§ **GOAL**
Give the number of lines that include the word "others", nothing more.

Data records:
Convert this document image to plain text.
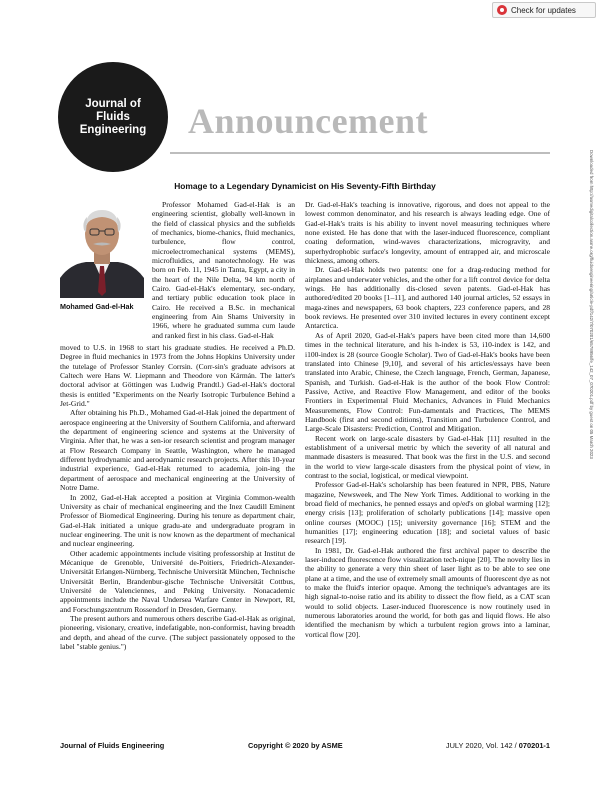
Check for updates
Journal of
Fluids
Engineering Announcement
Homage to a Legendary Dynamicist on His Seventy-Fifth Birthday
Mohamed Gad-el-Hak

Professor Mohamed Gad-el-Hak is an engineering scientist, globally well-known in the field of classical physics and the subfields of mechanics, biome-chanics, fluid mechanics, turbulence, flow control, microelectromechanical systems (MEMS), microfluidics, and nanotechnology. He was born on Feb. 11, 1945 in Tanta, Egypt, a city in the heart of the Nile Delta, 94 km north of Cairo. Gad-el-Hak's elementary, sec-ondary, and tertiary public education took place in Cairo. He received a B.Sc. in mechanical engineering from Ain Shams University in 1966, where he graduated summa cum laude and ranked first in his class. Gad-el-Hak

moved to U.S. in 1968 to start his graduate studies. He received a Ph.D. Degree in fluid mechanics in 1973 from the Johns Hopkins University under the tutelage of Professor Stanley Corrsin. (Corr-sin's graduate advisors at Caltech were Hans W. Liepmann and Theodore von Kármán. The latter's doctoral advisor at Göttingen was Ludwig Prandtl.) Gad-el-Hak's doctoral thesis is entitled "Experiments on the Nearly Isotropic Turbulence Behind a Jet-Grid."

After obtaining his Ph.D., Mohamed Gad-el-Hak joined the department of aerospace engineering at the University of Southern California, and afterward the department of engineering science and systems at the University of Virginia. After that, he was a sen-ior research scientist and program manager at Flow Research Company in Seattle, Washington, where he managed different hydrodynamic and aerodynamic research projects. After this 10-year industrial experience, Gad-el-Hak returned to academia, join-ing the department of aerospace and mechanical engineering at the University of Notre Dame.

In 2002, Gad-el-Hak accepted a position at Virginia Common-wealth University as chair of mechanical engineering and the Inez Caudill Eminent Professor of Biomedical Engineering. During his tenure as department chair, Gad-el-Hak initiated a unique gradu-ate and undergraduate program in nuclear engineering. The unit is now known as the department of mechanical and nuclear engineering.

Other academic appointments include visiting professorship at Institut de Mécanique de Grenoble, Université de-Poitiers, Friedrich-Alexander-Universität Erlangen-Nürnberg, Technische Universität München, Technische Universität Berlin, Brandenbur-gische Technische Universität Cottbus, Université de Valenciennes, and Peking University. Nonacademic appointments include the Naval Undersea Warfare Center in Newport, RI, and Forschungszentrum Rossendorf in Dresden, Germany.

The present authors and numerous others describe Gad-el-Hak as original, pioneering, visionary, creative, indefatigable, non-conformist, having breadth and depth, and ahead of the curve. (The subject passionately opposed to the label "stable genius.")

Dr. Gad-el-Hak's teaching is innovative, rigorous, and does not appeal to the lowest common denominator, and his research is always leading edge. One of Gad-el-Hak's traits is his ability to invent novel measuring techniques where none existed. He has done that with the laser-induced fluorescence, compliant coating deformation, wind-waves characterizations, microgravity, and superhydrophobic surface's longevity, amount of entrapped air, and microscale thickness, among others.

Dr. Gad-el-Hak holds two patents: one for a drag-reducing method for airplanes and underwater vehicles, and the other for a lift control device for delta wings. He has additionally dis-closed seven patents. Gad-el-Hak has authored/edited 20 books [1–11], and authored 140 journal articles, 52 essays in maga-zines and newspapers, 63 book chapters, 223 conference papers, and 28 book reviews. He presented over 310 invited lectures in every continent except Antarctica.

As of April 2020, Gad-el-Hak's papers have been cited more than 14,600 times in the technical literature, and his h-index is 53, i10-index is 142, and i100-index is 28 (source Google Scholar). Two of Gad-el-Hak's books have been translated into Chinese [9,10], and several of his articles/essays have been translated into Arabic, Chinese, the Czech language, French, German, Japanese, Spanish, and Turkish. Gad-el-Hak is the author of the book Flow Control: Passive, Active, and Reactive Flow Management, and editor of the books Frontiers in Experimental Fluid Mechanics, Advances in Fluid Mechanics Measurements, Flow Control: Fun-damentals and Practices, The MEMS Handbook (first and second editions), Transition and Turbulence Control, and Large-Scale Disasters: Prediction, Control and Mitigation.

Recent work on large-scale disasters by Gad-el-Hak [11] resulted in the establishment of a universal metric by which the severity of all natural and manmade disasters is measured. That book was the first in the U.S. and second in the world to view large-scale disasters from the physical point of view, in contrast to the social, logistical, or medical viewpoint.

Professor Gad-el-Hak's scholarship has been featured in NPR, PBS, Nature magazine, Newsweek, and The New York Times. Additional to working in the broad field of mechanics, he penned essays and op/ed's on global warming [12]; energy crisis [13]; proliferation of scholarly publications [14]; massive open online courses (MOOC) [15]; university governance [16]; STEM and the humanities [17]; engineering education [18]; and societal values of basic research [19].

In 1981, Dr. Gad-el-Hak authored the first archival paper to describe the laser-induced fluorescence flow visualization tech-nique [20]. The novelty lies in the ability to generate a very thin sheet of laser light as to be able to see one plane at a time, and the use of extremely small amounts of fluorescent dye as not to make the fluid's interior opaque. Among the technique's advantages are its high signal-to-noise ratio and its ability to dissect the flow field, as a CAT scan would to solid objects. Laser-induced fluorescence is now routinely used in numerous laboratories around the world, for both gas and liquid flows. He also identified the mechanism by which a turbulent region grows into a laminar, vortical flow [20].

Downloaded from http://asmedigitalcollection.asme.org/fluidsengineering/article-pdf/142/7/070201/6578956/fe_142_07_070201.pdf by guest on 05 March 2023
Journal of Fluids Engineering	Copyright © 2020 by ASME	JULY 2020, Vol. 142 / 070201-1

§ **CORRECT RESULT**
2